>> BEGIN Extracted data

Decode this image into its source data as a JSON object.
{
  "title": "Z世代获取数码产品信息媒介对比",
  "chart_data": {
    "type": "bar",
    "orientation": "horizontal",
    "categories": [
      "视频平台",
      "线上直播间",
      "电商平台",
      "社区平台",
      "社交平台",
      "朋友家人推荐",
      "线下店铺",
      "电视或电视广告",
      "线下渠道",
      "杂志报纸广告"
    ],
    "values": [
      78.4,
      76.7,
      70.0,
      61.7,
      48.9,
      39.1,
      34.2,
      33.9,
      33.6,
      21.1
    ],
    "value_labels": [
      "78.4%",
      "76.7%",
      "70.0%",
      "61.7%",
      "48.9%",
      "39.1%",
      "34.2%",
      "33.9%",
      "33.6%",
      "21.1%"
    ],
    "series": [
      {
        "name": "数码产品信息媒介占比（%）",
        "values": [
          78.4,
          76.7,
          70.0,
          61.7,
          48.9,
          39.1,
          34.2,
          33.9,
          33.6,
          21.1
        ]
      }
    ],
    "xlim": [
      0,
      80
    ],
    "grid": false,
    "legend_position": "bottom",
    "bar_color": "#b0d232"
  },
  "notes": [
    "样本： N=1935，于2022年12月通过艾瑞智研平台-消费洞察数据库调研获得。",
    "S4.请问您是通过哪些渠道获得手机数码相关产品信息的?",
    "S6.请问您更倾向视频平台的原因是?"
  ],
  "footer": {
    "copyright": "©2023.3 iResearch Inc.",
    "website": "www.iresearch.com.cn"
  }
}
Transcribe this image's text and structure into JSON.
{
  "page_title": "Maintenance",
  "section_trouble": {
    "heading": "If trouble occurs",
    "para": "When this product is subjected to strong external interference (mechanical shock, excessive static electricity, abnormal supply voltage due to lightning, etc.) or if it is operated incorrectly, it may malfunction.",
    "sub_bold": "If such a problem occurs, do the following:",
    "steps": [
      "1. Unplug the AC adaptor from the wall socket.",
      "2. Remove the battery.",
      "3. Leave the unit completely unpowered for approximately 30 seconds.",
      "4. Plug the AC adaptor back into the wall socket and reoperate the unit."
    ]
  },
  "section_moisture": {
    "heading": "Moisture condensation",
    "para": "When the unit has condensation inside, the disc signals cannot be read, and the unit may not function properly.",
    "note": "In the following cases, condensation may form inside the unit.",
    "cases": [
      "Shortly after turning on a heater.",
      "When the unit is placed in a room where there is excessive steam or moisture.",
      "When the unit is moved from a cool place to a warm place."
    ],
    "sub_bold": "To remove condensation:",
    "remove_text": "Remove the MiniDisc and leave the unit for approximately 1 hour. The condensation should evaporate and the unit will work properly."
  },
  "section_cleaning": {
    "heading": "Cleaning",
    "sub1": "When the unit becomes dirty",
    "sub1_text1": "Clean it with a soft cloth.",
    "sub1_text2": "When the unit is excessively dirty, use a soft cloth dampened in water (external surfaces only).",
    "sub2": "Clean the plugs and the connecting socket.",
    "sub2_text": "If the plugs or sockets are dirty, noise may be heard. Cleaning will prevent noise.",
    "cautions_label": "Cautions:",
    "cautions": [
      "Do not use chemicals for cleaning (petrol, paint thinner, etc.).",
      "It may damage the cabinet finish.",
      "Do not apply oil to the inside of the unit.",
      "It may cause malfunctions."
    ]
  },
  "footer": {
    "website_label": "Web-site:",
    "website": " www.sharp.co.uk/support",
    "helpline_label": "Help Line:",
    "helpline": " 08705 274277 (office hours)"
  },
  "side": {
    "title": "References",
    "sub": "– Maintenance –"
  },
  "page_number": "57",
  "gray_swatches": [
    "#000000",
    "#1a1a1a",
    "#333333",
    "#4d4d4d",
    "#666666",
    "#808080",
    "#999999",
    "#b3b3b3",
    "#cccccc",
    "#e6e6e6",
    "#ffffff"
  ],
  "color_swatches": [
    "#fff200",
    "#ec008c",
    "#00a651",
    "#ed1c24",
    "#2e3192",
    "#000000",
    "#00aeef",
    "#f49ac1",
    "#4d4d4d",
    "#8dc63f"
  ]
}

>> END Extracted data

Job → Scan the material line by line and report each one that contains "soft".

Written reply →
    "sub1_text1": "Clean it with a soft cloth.",
    "sub1_text2": "When the unit is excessively dirty, use a soft cloth dampened in water (external surfaces only).",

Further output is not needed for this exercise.